Problem requirements :: Copy each line of the records that contains the word "истины".

Collection entries:
● ● ●

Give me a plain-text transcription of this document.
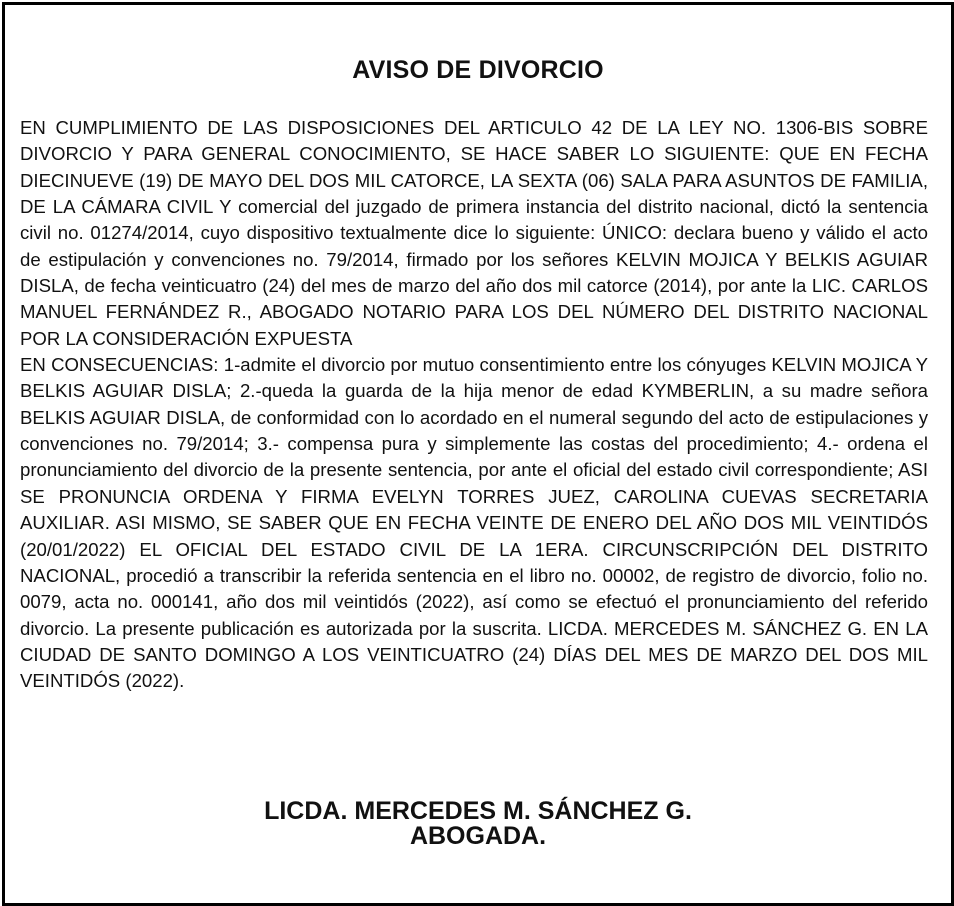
AVISO DE DIVORCIO

EN CUMPLIMIENTO DE LAS DISPOSICIONES DEL ARTICULO 42 DE LA LEY NO. 1306-BIS SOBRE DIVORCIO Y PARA GENERAL CONOCIMIENTO, SE HACE SABER LO SIGUIENTE: QUE EN FECHA DIECINUEVE (19) DE MAYO DEL DOS MIL CATORCE, LA SEXTA (06) SALA PARA ASUNTOS DE FAMILIA, DE LA CÁMARA CIVIL Y comercial del juzgado de primera instancia del distrito nacional, dictó la sentencia civil no. 01274/2014, cuyo dispositivo textualmente dice lo siguiente: ÚNICO: declara bueno y válido el acto de estipulación y convenciones no. 79/2014, firmado por los señores KELVIN MOJICA Y BELKIS AGUIAR DISLA, de fecha veinticuatro (24) del mes de marzo del año dos mil catorce (2014), por ante la LIC. CARLOS MANUEL FERNÁNDEZ R., ABOGADO NOTARIO PARA LOS DEL NÚMERO DEL DISTRITO NACIONAL POR LA CONSIDERACIÓN EXPUESTA

EN CONSECUENCIAS: 1-admite el divorcio por mutuo consentimiento entre los cónyuges KELVIN MOJICA Y BELKIS AGUIAR DISLA; 2.-queda la guarda de la hija menor de edad KYMBERLIN, a su madre señora BELKIS AGUIAR DISLA, de conformidad con lo acordado en el numeral segundo del acto de estipulaciones y convenciones no. 79/2014; 3.- compensa pura y simplemente las costas del procedimiento; 4.- ordena el pronunciamiento del divorcio de la presente sentencia, por ante el oficial del estado civil correspondiente; ASI SE PRONUNCIA ORDENA Y FIRMA EVELYN TORRES JUEZ, CAROLINA CUEVAS SECRETARIA AUXILIAR. ASI MISMO, SE SABER QUE EN FECHA VEINTE DE ENERO DEL AÑO DOS MIL VEINTIDÓS (20/01/2022) EL OFICIAL DEL ESTADO CIVIL DE LA 1ERA. CIRCUNSCRIPCIÓN DEL DISTRITO NACIONAL, procedió a transcribir la referida sentencia en el libro no. 00002, de registro de divorcio, folio no. 0079, acta no. 000141, año dos mil veintidós (2022), así como se efectuó el pronunciamiento del referido divorcio. La presente publicación es autorizada por la suscrita. LICDA. MERCEDES M. SÁNCHEZ G. EN LA CIUDAD DE SANTO DOMINGO A LOS VEINTICUATRO (24) DÍAS DEL MES DE MARZO DEL DOS MIL VEINTIDÓS (2022).

LICDA. MERCEDES M. SÁNCHEZ G.
ABOGADA.
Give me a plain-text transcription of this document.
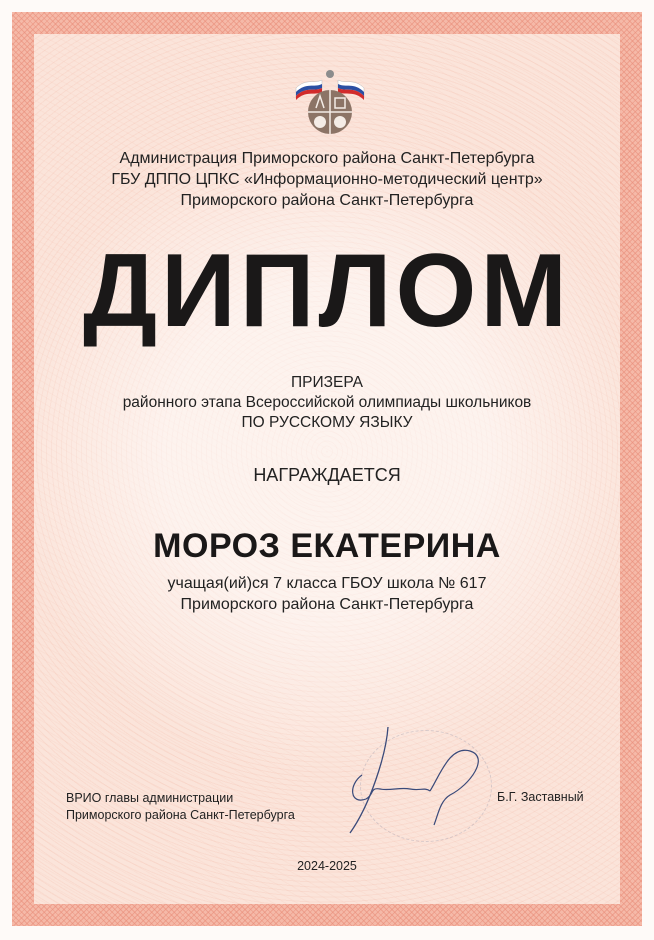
Администрация Приморского района Санкт-Петербурга
ГБУ ДППО ЦПКС «Информационно-методический центр»
Приморского района Санкт-Петербурга
ДИПЛОМ
ПРИЗЕРА
районного этапа Всероссийской олимпиады школьников
ПО РУССКОМУ ЯЗЫКУ
НАГРАЖДАЕТСЯ
МОРОЗ ЕКАТЕРИНА
учащая(ий)ся 7 класса ГБОУ школа № 617
Приморского района Санкт-Петербурга
ВРИО главы администрации
Приморского района Санкт-Петербурга
Б.Г. Заставный
2024-2025
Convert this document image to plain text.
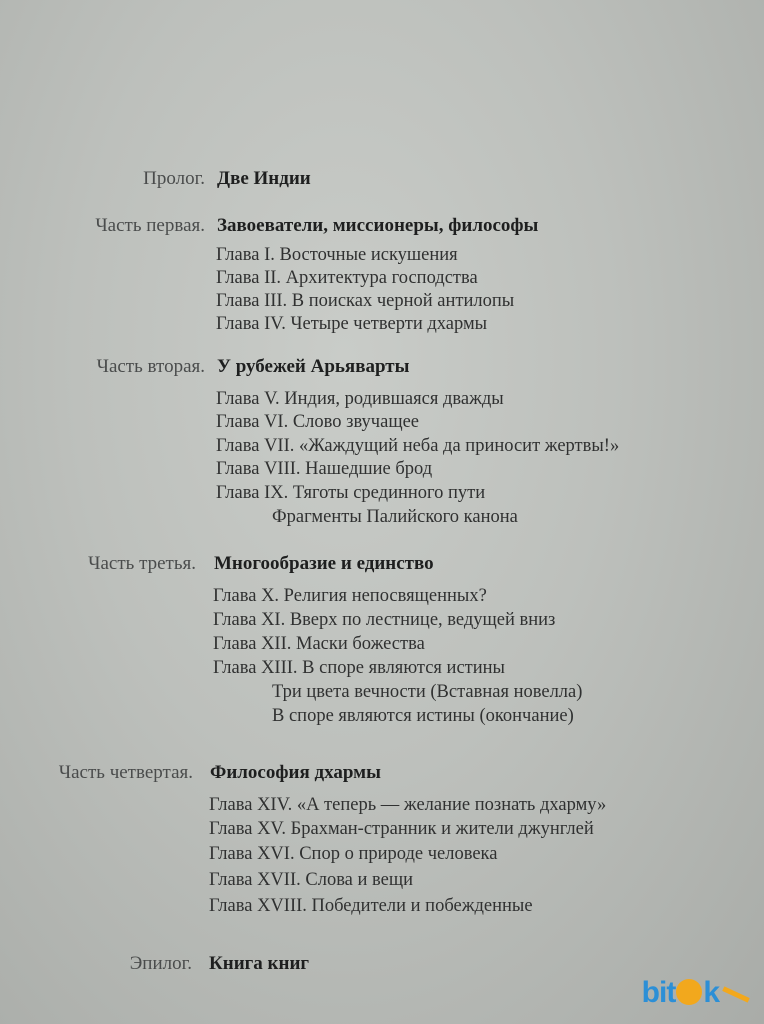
Пролог. Две Индии
Часть первая. Завоеватели, миссионеры, философы
Глава I. Восточные искушения
Глава II. Архитектура господства
Глава III. В поисках черной антилопы
Глава IV. Четыре четверти дхармы
Часть вторая. У рубежей Арьяварты
Глава V. Индия, родившаяся дважды
Глава VI. Слово звучащее
Глава VII. «Жаждущий неба да приносит жертвы!»
Глава VIII. Нашедшие брод
Глава IX. Тяготы срединного пути
Фрагменты Палийского канона
Часть третья. Многообразие и единство
Глава X. Религия непосвященных?
Глава XI. Вверх по лестнице, ведущей вниз
Глава XII. Маски божества
Глава XIII. В споре являются истины
Три цвета вечности (Вставная новелла)
В споре являются истины (окончание)
Часть четвертая. Философия дхармы
Глава XIV. «А теперь — желание познать дхарму»
Глава XV. Брахман-странник и жители джунглей
Глава XVI. Спор о природе человека
Глава XVII. Слова и вещи
Глава XVIII. Победители и побежденные
Эпилог. Книга книг
bit k
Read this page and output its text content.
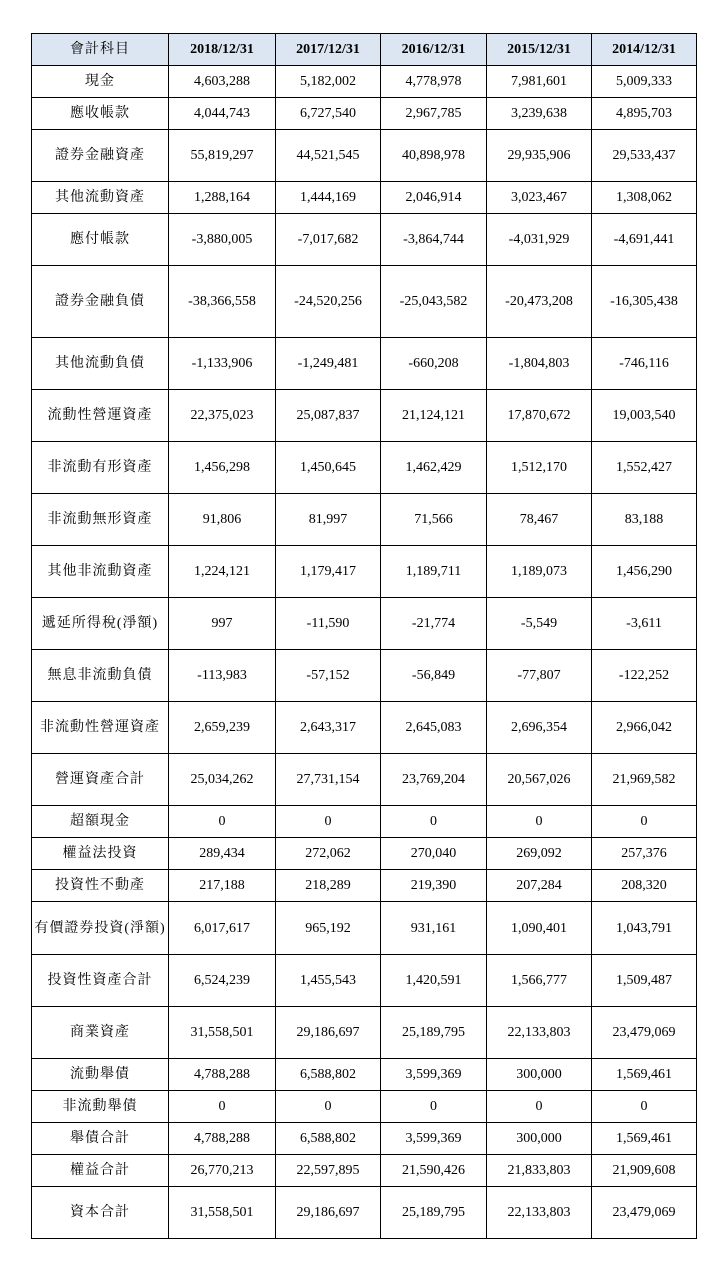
會計科目	2018/12/31	2017/12/31	2016/12/31	2015/12/31	2014/12/31
現金	4,603,288	5,182,002	4,778,978	7,981,601	5,009,333
應收帳款	4,044,743	6,727,540	2,967,785	3,239,638	4,895,703
證券金融資產	55,819,297	44,521,545	40,898,978	29,935,906	29,533,437
其他流動資產	1,288,164	1,444,169	2,046,914	3,023,467	1,308,062
應付帳款	-3,880,005	-7,017,682	-3,864,744	-4,031,929	-4,691,441
證券金融負債	-38,366,558	-24,520,256	-25,043,582	-20,473,208	-16,305,438
其他流動負債	-1,133,906	-1,249,481	-660,208	-1,804,803	-746,116
流動性營運資產	22,375,023	25,087,837	21,124,121	17,870,672	19,003,540
非流動有形資產	1,456,298	1,450,645	1,462,429	1,512,170	1,552,427
非流動無形資產	91,806	81,997	71,566	78,467	83,188
其他非流動資產	1,224,121	1,179,417	1,189,711	1,189,073	1,456,290
遞延所得稅(淨額)	997	-11,590	-21,774	-5,549	-3,611
無息非流動負債	-113,983	-57,152	-56,849	-77,807	-122,252
非流動性營運資產	2,659,239	2,643,317	2,645,083	2,696,354	2,966,042
營運資產合計	25,034,262	27,731,154	23,769,204	20,567,026	21,969,582
超額現金	0	0	0	0	0
權益法投資	289,434	272,062	270,040	269,092	257,376
投資性不動產	217,188	218,289	219,390	207,284	208,320
有價證券投資(淨額)	6,017,617	965,192	931,161	1,090,401	1,043,791
投資性資產合計	6,524,239	1,455,543	1,420,591	1,566,777	1,509,487
商業資產	31,558,501	29,186,697	25,189,795	22,133,803	23,479,069
流動舉債	4,788,288	6,588,802	3,599,369	300,000	1,569,461
非流動舉債	0	0	0	0	0
舉債合計	4,788,288	6,588,802	3,599,369	300,000	1,569,461
權益合計	26,770,213	22,597,895	21,590,426	21,833,803	21,909,608
資本合計	31,558,501	29,186,697	25,189,795	22,133,803	23,479,069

● ● ●

Output for this task ::
Глава XIII. В споре являются истины
В споре являются истины (окончание)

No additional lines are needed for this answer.